§ **DOCUMENTO DI PARTENZA**
Nel 1993 un uomo di nome di Loyd Jowers sostenne di essere tra i responsabili dell’omicidio di King, in un complotto che aveva coinvolto la mafia e il governo. Identificò diverse persone come i veri assassini, ma le sue accuse non furono considerate credibili dal dipartimento di Giustizia americano. Nel 1999 Coretta Scott King, da sempre convinta dell’esistenza di un complotto organizzato per uccidere suo marito, iniziò una causa civile contro Jowers e ignoti, tra i quali secondo lei doveva essere incluso l’FBI.
L’FBI diretto da J. Edgar Hoover aveva in effetti condotto una decennale campagna contro King, quando era ancora in vita, sorvegliandolo e diffondendo false informazioni sul suo conto per minarne la credibilità. In una famosa lettera anonima che si scoprì poi essere stata scritta da alcuni agenti per invitarlo a mettere fine alle sue battaglie, l’FBI lo aveva invitato a suicidarsi. E fu l’FBI a condurre le indagini sulla morte di King – secondo Scott manipolando le prove per incolpare Ray. Tra le altre, si fece strada una teoria del complotto che riguardava un uomo che era stato visto nascondersi tra i cespugli da alcuni testimoni, compreso un giornalista del New York Times, subito dopo l’omicidio. I cespugli furono tagliati il giorno dopo, distruggendo una potenziale scena del crimine.

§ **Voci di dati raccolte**
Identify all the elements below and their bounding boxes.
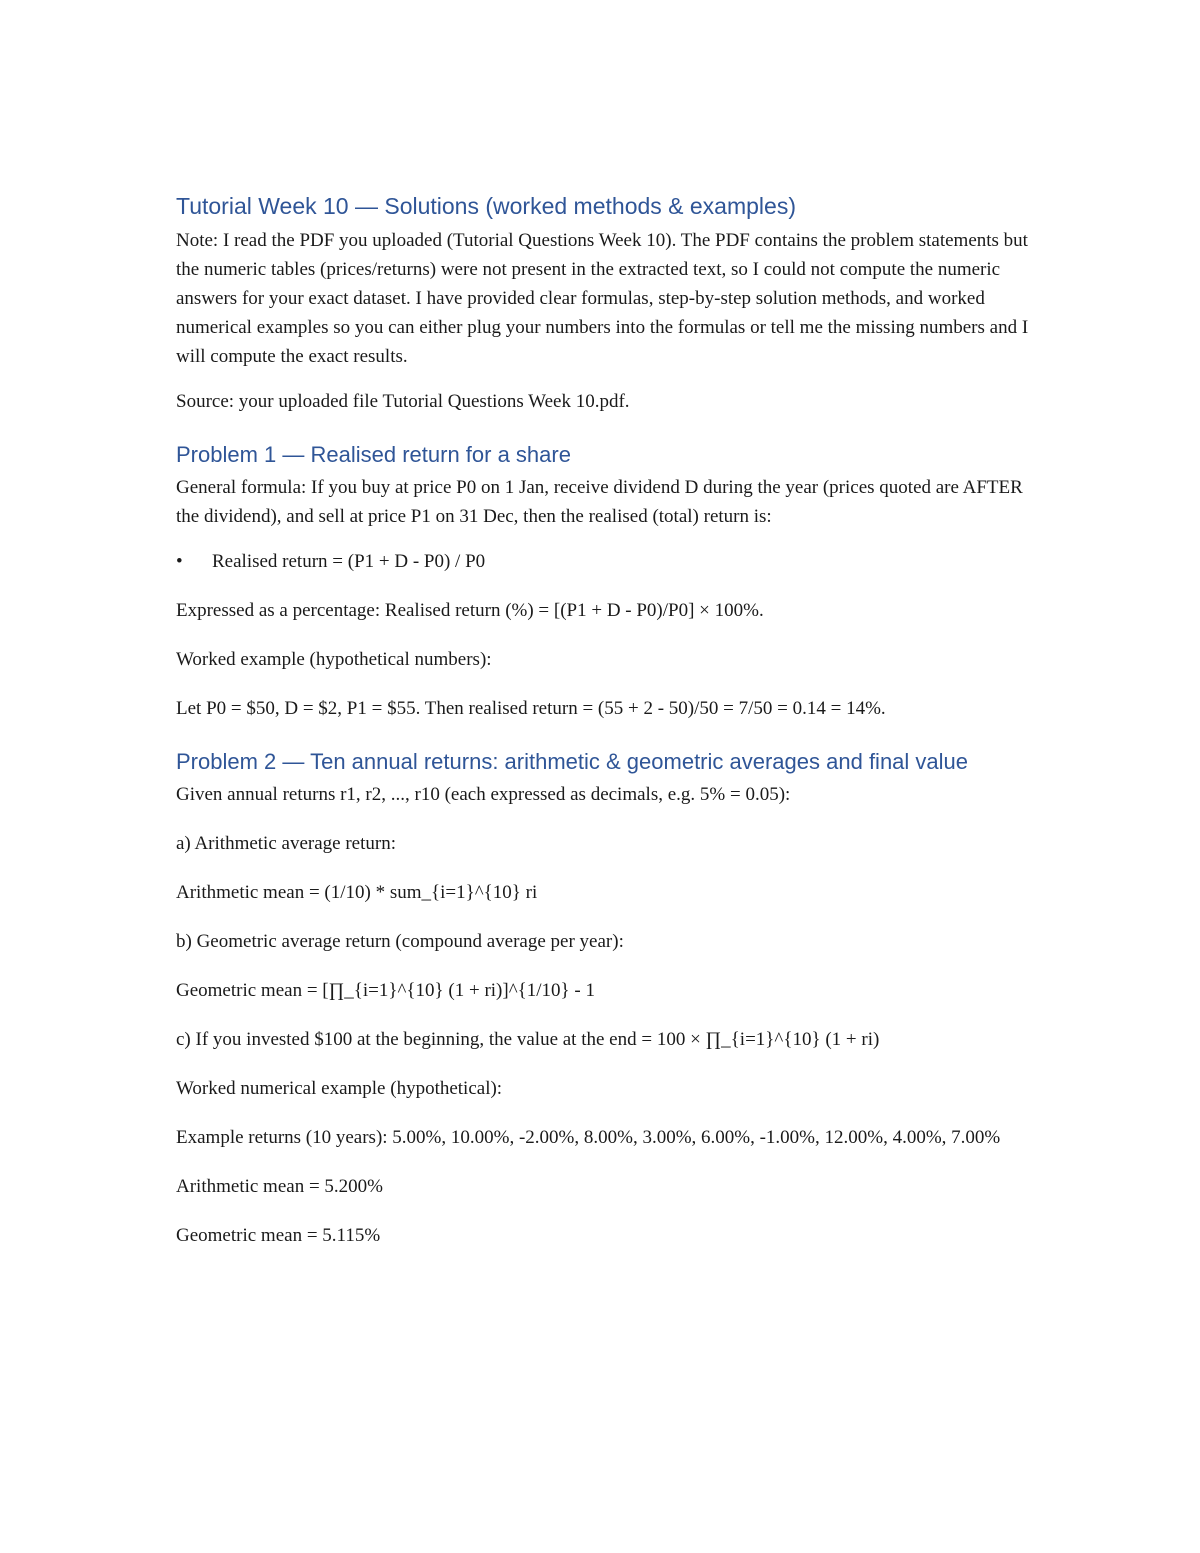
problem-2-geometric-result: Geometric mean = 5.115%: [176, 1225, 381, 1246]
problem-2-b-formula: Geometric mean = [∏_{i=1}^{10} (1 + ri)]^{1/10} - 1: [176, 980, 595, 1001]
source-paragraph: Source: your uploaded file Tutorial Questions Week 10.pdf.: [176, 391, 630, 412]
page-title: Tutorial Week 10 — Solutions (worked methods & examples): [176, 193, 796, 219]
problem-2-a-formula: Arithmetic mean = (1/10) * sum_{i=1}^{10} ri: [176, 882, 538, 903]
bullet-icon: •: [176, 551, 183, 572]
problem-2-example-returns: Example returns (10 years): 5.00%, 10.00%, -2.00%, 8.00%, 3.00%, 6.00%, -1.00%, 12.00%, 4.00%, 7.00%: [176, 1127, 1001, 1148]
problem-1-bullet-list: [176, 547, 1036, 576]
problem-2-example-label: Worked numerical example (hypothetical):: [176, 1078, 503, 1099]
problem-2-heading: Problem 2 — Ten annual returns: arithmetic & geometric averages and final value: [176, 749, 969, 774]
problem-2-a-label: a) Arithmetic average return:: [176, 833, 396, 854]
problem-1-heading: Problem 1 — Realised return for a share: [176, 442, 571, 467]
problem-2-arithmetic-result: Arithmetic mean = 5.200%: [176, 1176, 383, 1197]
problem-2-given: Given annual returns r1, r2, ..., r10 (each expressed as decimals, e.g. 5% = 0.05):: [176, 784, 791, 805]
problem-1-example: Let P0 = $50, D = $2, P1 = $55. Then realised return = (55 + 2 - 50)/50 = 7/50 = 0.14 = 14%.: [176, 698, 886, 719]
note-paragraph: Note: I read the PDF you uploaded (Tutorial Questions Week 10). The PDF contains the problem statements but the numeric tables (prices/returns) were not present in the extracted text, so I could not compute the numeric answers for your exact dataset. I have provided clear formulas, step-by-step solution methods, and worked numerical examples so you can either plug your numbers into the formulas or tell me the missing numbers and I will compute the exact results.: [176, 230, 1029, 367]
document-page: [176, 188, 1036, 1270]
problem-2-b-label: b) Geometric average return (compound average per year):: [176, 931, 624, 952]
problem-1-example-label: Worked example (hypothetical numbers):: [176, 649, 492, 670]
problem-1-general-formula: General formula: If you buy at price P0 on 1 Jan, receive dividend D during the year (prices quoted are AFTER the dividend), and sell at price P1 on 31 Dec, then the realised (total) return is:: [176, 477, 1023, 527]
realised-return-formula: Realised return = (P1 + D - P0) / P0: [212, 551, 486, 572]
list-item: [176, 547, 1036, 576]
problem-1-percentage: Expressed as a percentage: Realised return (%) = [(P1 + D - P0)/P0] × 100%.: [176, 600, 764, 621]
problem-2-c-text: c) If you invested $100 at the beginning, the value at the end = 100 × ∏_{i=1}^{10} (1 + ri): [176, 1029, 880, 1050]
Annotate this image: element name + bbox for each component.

§ **COMPITO DA SVOLGERE**
Continua il testo sulle teorie del complotto attorno all'omicidio di King, riprendendo subito dopo la sua ultima frase.

§ **IN RISPOSTA**
Il tribunale del Tennessee che esaminò la causa della famiglia King diede ragione alla teoria che incolpava Jowers e ambienti governativi, ma il processo si basò su prove e documenti fragili di seconda mano, e fu condotto senza le testimonianze dei diretti interessati. Non ebbe conseguenze, perché la famiglia King aveva chiesto soltanto un risarcimento simbolico di 100 dollari. Un’altra richiesta della famiglia King, fatta direttamente al presidente Bill Clinton per aprire una nuova indagine di un comitato speciale sull’omicidio, fu accolta: ma le conclusioni furono le stesse del 1977.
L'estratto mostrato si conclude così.